**EXERCISE BRIEF**
Check each line of the records for "СССР"; collect those that have it.

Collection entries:
▽

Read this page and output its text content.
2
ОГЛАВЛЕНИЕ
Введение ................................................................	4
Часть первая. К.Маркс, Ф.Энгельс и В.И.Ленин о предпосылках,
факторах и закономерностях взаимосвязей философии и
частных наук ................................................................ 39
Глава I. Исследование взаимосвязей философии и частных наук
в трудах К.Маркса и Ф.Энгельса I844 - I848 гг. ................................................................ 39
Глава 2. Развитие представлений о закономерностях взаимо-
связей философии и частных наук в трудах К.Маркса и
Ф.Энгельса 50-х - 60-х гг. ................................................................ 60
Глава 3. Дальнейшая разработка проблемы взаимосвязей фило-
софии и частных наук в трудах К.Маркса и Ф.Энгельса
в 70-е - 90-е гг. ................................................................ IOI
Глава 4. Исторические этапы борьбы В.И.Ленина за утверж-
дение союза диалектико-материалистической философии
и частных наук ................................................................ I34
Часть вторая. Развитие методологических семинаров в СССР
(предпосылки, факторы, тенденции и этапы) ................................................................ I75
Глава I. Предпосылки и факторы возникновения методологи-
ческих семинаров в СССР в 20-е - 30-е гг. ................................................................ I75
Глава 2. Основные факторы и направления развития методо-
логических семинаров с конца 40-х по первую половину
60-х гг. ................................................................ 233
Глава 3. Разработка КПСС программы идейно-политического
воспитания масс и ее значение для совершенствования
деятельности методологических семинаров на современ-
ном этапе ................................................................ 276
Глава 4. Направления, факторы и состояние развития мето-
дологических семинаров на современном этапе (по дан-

△

**SOLUTION FOR THIS PROBLEM**
Часть вторая. Развитие методологических семинаров в СССР
ческих семинаров в СССР в 20-е - 30-е гг. ................................................................ I75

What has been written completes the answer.